Task prompt:
State only how many lines below include the string "polisy".

Source material:
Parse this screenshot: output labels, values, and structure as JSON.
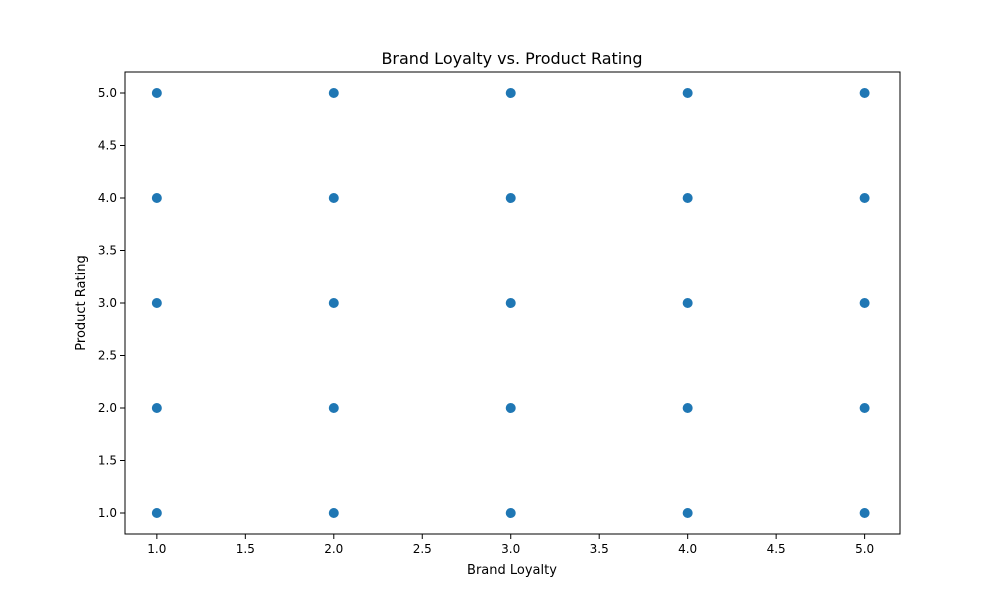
{
  "chart_data": {
    "type": "scatter",
    "title": "Brand Loyalty vs. Product Rating",
    "xlabel": "Brand Loyalty",
    "ylabel": "Product Rating",
    "xlim": [
      0.82,
      5.2
    ],
    "ylim": [
      0.8,
      5.2
    ],
    "xticks": [
      1.0,
      1.5,
      2.0,
      2.5,
      3.0,
      3.5,
      4.0,
      4.5,
      5.0
    ],
    "yticks": [
      1.0,
      1.5,
      2.0,
      2.5,
      3.0,
      3.5,
      4.0,
      4.5,
      5.0
    ],
    "tick_format_decimals": 1,
    "grid": false,
    "series": [
      {
        "name": "ratings",
        "color": "#1f77b4",
        "points": [
          {
            "x": 1,
            "y": 1
          },
          {
            "x": 1,
            "y": 2
          },
          {
            "x": 1,
            "y": 3
          },
          {
            "x": 1,
            "y": 4
          },
          {
            "x": 1,
            "y": 5
          },
          {
            "x": 2,
            "y": 1
          },
          {
            "x": 2,
            "y": 2
          },
          {
            "x": 2,
            "y": 3
          },
          {
            "x": 2,
            "y": 4
          },
          {
            "x": 2,
            "y": 5
          },
          {
            "x": 3,
            "y": 1
          },
          {
            "x": 3,
            "y": 2
          },
          {
            "x": 3,
            "y": 3
          },
          {
            "x": 3,
            "y": 4
          },
          {
            "x": 3,
            "y": 5
          },
          {
            "x": 4,
            "y": 1
          },
          {
            "x": 4,
            "y": 2
          },
          {
            "x": 4,
            "y": 3
          },
          {
            "x": 4,
            "y": 4
          },
          {
            "x": 4,
            "y": 5
          },
          {
            "x": 5,
            "y": 1
          },
          {
            "x": 5,
            "y": 2
          },
          {
            "x": 5,
            "y": 3
          },
          {
            "x": 5,
            "y": 4
          },
          {
            "x": 5,
            "y": 5
          }
        ]
      }
    ]
  }
}
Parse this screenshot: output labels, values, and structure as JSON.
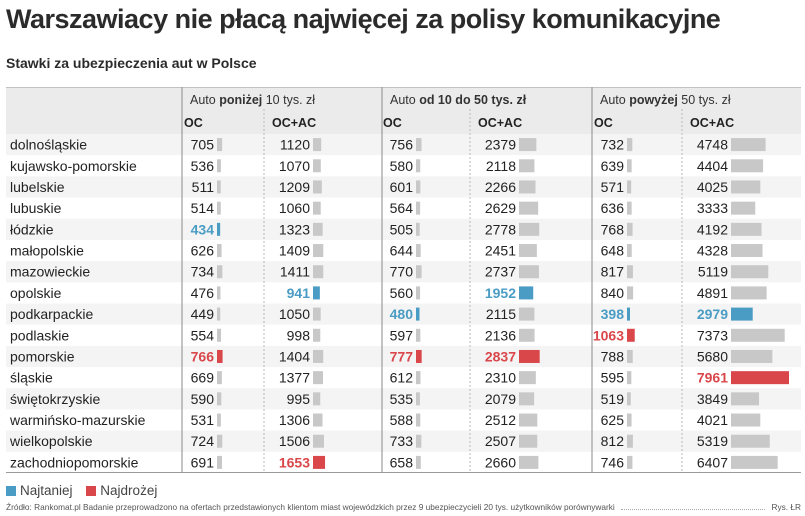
{
  "title": "Warszawiacy nie płacą najwięcej za polisy komunikacyjne",
  "subtitle": "Stawki za ubezpieczenia aut w Polsce",
  "colors": {
    "low": "#4a9cc4",
    "high": "#d9474b",
    "bar": "#c8c8c8",
    "header_bg": "#ebebeb",
    "stripe": "#f4f4f4"
  },
  "groups": [
    {
      "prefix": "Auto ",
      "bold": "poniżej",
      "suffix": " 10 tys. zł"
    },
    {
      "prefix": "Auto ",
      "bold": "od 10 do 50 tys. zł",
      "suffix": ""
    },
    {
      "prefix": "Auto ",
      "bold": "powyżej",
      "suffix": " 50 tys. zł"
    }
  ],
  "column_labels": [
    "OC",
    "OC+AC",
    "OC",
    "OC+AC",
    "OC",
    "OC+AC"
  ],
  "chart_data": {
    "type": "table",
    "title": "Warszawiacy nie płacą najwięcej za polisy komunikacyjne",
    "subtitle": "Stawki za ubezpieczenia aut w Polsce",
    "columns": [
      "poniżej 10 tys. zł OC",
      "poniżej 10 tys. zł OC+AC",
      "od 10 do 50 tys. zł OC",
      "od 10 do 50 tys. zł OC+AC",
      "powyżej 50 tys. zł OC",
      "powyżej 50 tys. zł OC+AC"
    ],
    "rows": [
      {
        "region": "dolnośląskie",
        "values": [
          705,
          1120,
          756,
          2379,
          732,
          4748
        ]
      },
      {
        "region": "kujawsko-pomorskie",
        "values": [
          536,
          1070,
          580,
          2118,
          639,
          4404
        ]
      },
      {
        "region": "lubelskie",
        "values": [
          511,
          1209,
          601,
          2266,
          571,
          4025
        ]
      },
      {
        "region": "lubuskie",
        "values": [
          514,
          1060,
          564,
          2629,
          636,
          3333
        ]
      },
      {
        "region": "łódzkie",
        "values": [
          434,
          1323,
          505,
          2778,
          768,
          4192
        ]
      },
      {
        "region": "małopolskie",
        "values": [
          626,
          1409,
          644,
          2451,
          648,
          4328
        ]
      },
      {
        "region": "mazowieckie",
        "values": [
          734,
          1411,
          770,
          2737,
          817,
          5119
        ]
      },
      {
        "region": "opolskie",
        "values": [
          476,
          941,
          560,
          1952,
          840,
          4891
        ]
      },
      {
        "region": "podkarpackie",
        "values": [
          449,
          1050,
          480,
          2115,
          398,
          2979
        ]
      },
      {
        "region": "podlaskie",
        "values": [
          554,
          998,
          597,
          2136,
          1063,
          7373
        ]
      },
      {
        "region": "pomorskie",
        "values": [
          766,
          1404,
          777,
          2837,
          788,
          5680
        ]
      },
      {
        "region": "śląskie",
        "values": [
          669,
          1377,
          612,
          2310,
          595,
          7961
        ]
      },
      {
        "region": "świętokrzyskie",
        "values": [
          590,
          995,
          535,
          2079,
          519,
          3849
        ]
      },
      {
        "region": "warmińsko-mazurskie",
        "values": [
          531,
          1306,
          588,
          2512,
          625,
          4021
        ]
      },
      {
        "region": "wielkopolskie",
        "values": [
          724,
          1506,
          733,
          2507,
          812,
          5319
        ]
      },
      {
        "region": "zachodniopomorskie",
        "values": [
          691,
          1653,
          658,
          2660,
          746,
          6407
        ]
      }
    ],
    "bar_scale_max": 7961,
    "highlights": {
      "lowest": [
        [
          4,
          0
        ],
        [
          7,
          1
        ],
        [
          8,
          2
        ],
        [
          7,
          3
        ],
        [
          8,
          4
        ],
        [
          8,
          5
        ]
      ],
      "highest": [
        [
          10,
          0
        ],
        [
          15,
          1
        ],
        [
          10,
          2
        ],
        [
          10,
          3
        ],
        [
          9,
          4
        ],
        [
          11,
          5
        ]
      ]
    },
    "legend": [
      "Najtaniej",
      "Najdrożej"
    ]
  },
  "legend": {
    "low": "Najtaniej",
    "high": "Najdrożej"
  },
  "footer": {
    "source": "Źródło: Rankomat.pl Badanie przeprowadzono na ofertach przedstawionych klientom miast wojewódzkich przez 9 ubezpieczycieli 20 tys. użytkowników porównywarki",
    "credit": "Rys. ŁR"
  }
}
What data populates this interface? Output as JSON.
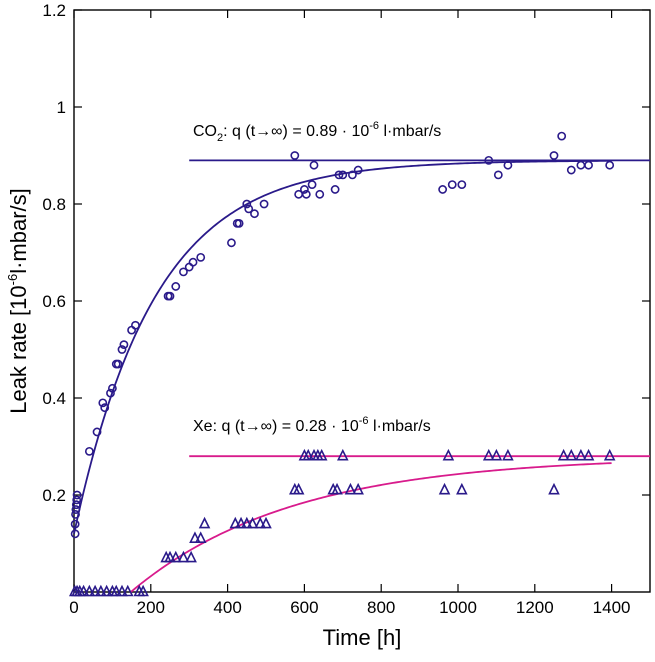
{
  "chart_data": {
    "type": "scatter",
    "xlabel": "Time [h]",
    "ylabel_main": "Leak rate  [10",
    "ylabel_sup": "-6",
    "ylabel_tail": "l·mbar/s]",
    "xlim": [
      0,
      1500
    ],
    "ylim": [
      0,
      1.2
    ],
    "x_ticks": [
      0,
      200,
      400,
      600,
      800,
      1000,
      1200,
      1400
    ],
    "y_ticks": [
      0.2,
      0.4,
      0.6,
      0.8,
      1,
      1.2
    ],
    "x_tick_labels": [
      "0",
      "200",
      "400",
      "600",
      "800",
      "1000",
      "1200",
      "1400"
    ],
    "y_tick_labels": [
      "0.2",
      "0.4",
      "0.6",
      "0.8",
      "1",
      "1.2"
    ],
    "grid": false,
    "colors": {
      "co2": "#2a1a8a",
      "xe": "#d81b8c",
      "axis": "#000000"
    },
    "annotations": {
      "co2": {
        "prefix": "CO",
        "sub": "2",
        "mid": ": q (t→∞) = 0.89 · 10",
        "sup": "-6",
        "tail": " l·mbar/s"
      },
      "xe": {
        "prefix": "Xe",
        "sub": "",
        "mid": ": q (t→∞) = 0.28 · 10",
        "sup": "-6",
        "tail": " l·mbar/s"
      }
    },
    "series": [
      {
        "name": "CO2",
        "marker": "circle",
        "points": [
          [
            3,
            0.12
          ],
          [
            3,
            0.14
          ],
          [
            4,
            0.16
          ],
          [
            5,
            0.17
          ],
          [
            6,
            0.18
          ],
          [
            7,
            0.19
          ],
          [
            8,
            0.2
          ],
          [
            40,
            0.29
          ],
          [
            60,
            0.33
          ],
          [
            75,
            0.39
          ],
          [
            80,
            0.38
          ],
          [
            95,
            0.41
          ],
          [
            100,
            0.42
          ],
          [
            110,
            0.47
          ],
          [
            115,
            0.47
          ],
          [
            125,
            0.5
          ],
          [
            130,
            0.51
          ],
          [
            150,
            0.54
          ],
          [
            160,
            0.55
          ],
          [
            245,
            0.61
          ],
          [
            250,
            0.61
          ],
          [
            265,
            0.63
          ],
          [
            285,
            0.66
          ],
          [
            300,
            0.67
          ],
          [
            310,
            0.68
          ],
          [
            330,
            0.69
          ],
          [
            410,
            0.72
          ],
          [
            425,
            0.76
          ],
          [
            430,
            0.76
          ],
          [
            450,
            0.8
          ],
          [
            455,
            0.79
          ],
          [
            470,
            0.78
          ],
          [
            495,
            0.8
          ],
          [
            575,
            0.9
          ],
          [
            585,
            0.82
          ],
          [
            600,
            0.83
          ],
          [
            605,
            0.82
          ],
          [
            620,
            0.84
          ],
          [
            625,
            0.88
          ],
          [
            640,
            0.82
          ],
          [
            680,
            0.83
          ],
          [
            690,
            0.86
          ],
          [
            700,
            0.86
          ],
          [
            725,
            0.86
          ],
          [
            740,
            0.87
          ],
          [
            960,
            0.83
          ],
          [
            985,
            0.84
          ],
          [
            1010,
            0.84
          ],
          [
            1080,
            0.89
          ],
          [
            1105,
            0.86
          ],
          [
            1130,
            0.88
          ],
          [
            1250,
            0.9
          ],
          [
            1270,
            0.94
          ],
          [
            1295,
            0.87
          ],
          [
            1320,
            0.88
          ],
          [
            1340,
            0.88
          ],
          [
            1395,
            0.88
          ]
        ]
      },
      {
        "name": "Xe",
        "marker": "triangle",
        "points": [
          [
            2,
            0
          ],
          [
            8,
            0
          ],
          [
            15,
            0
          ],
          [
            25,
            0
          ],
          [
            40,
            0
          ],
          [
            55,
            0
          ],
          [
            70,
            0
          ],
          [
            85,
            0
          ],
          [
            100,
            0
          ],
          [
            110,
            0
          ],
          [
            125,
            0
          ],
          [
            140,
            0
          ],
          [
            170,
            0
          ],
          [
            180,
            0
          ],
          [
            240,
            0.07
          ],
          [
            250,
            0.07
          ],
          [
            265,
            0.07
          ],
          [
            285,
            0.07
          ],
          [
            305,
            0.07
          ],
          [
            315,
            0.11
          ],
          [
            330,
            0.11
          ],
          [
            340,
            0.14
          ],
          [
            420,
            0.14
          ],
          [
            435,
            0.14
          ],
          [
            450,
            0.14
          ],
          [
            465,
            0.14
          ],
          [
            485,
            0.14
          ],
          [
            500,
            0.14
          ],
          [
            575,
            0.21
          ],
          [
            585,
            0.21
          ],
          [
            600,
            0.28
          ],
          [
            610,
            0.28
          ],
          [
            625,
            0.28
          ],
          [
            635,
            0.28
          ],
          [
            645,
            0.28
          ],
          [
            675,
            0.21
          ],
          [
            685,
            0.21
          ],
          [
            700,
            0.28
          ],
          [
            720,
            0.21
          ],
          [
            740,
            0.21
          ],
          [
            965,
            0.21
          ],
          [
            975,
            0.28
          ],
          [
            1010,
            0.21
          ],
          [
            1080,
            0.28
          ],
          [
            1100,
            0.28
          ],
          [
            1130,
            0.28
          ],
          [
            1250,
            0.21
          ],
          [
            1275,
            0.28
          ],
          [
            1295,
            0.28
          ],
          [
            1320,
            0.28
          ],
          [
            1340,
            0.28
          ],
          [
            1395,
            0.28
          ]
        ]
      }
    ],
    "fits": [
      {
        "series": "CO2",
        "asymptote": 0.89,
        "from_x": 0,
        "to_x": 1400,
        "initial": 0.12,
        "tau": 210
      },
      {
        "series": "Xe",
        "asymptote": 0.28,
        "from_x": 148,
        "to_x": 1400,
        "initial": 0.0,
        "tau": 420
      }
    ],
    "asymptote_lines": [
      {
        "series": "CO2",
        "y": 0.89,
        "x_from": 300,
        "x_to": 1500
      },
      {
        "series": "Xe",
        "y": 0.28,
        "x_from": 300,
        "x_to": 1500
      }
    ]
  }
}
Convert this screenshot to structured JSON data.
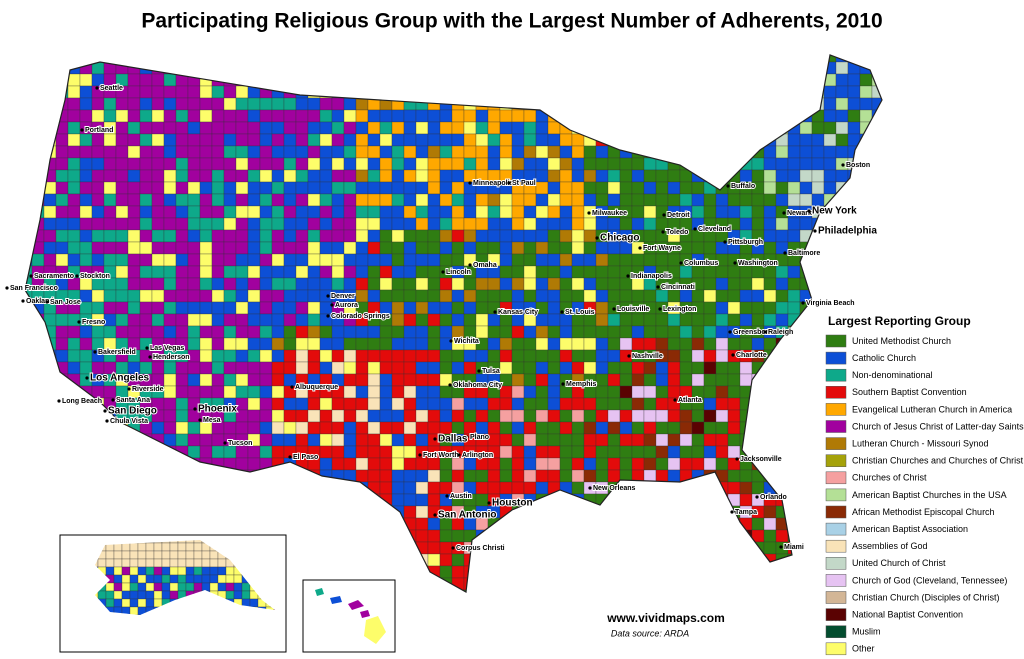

Task solution:
2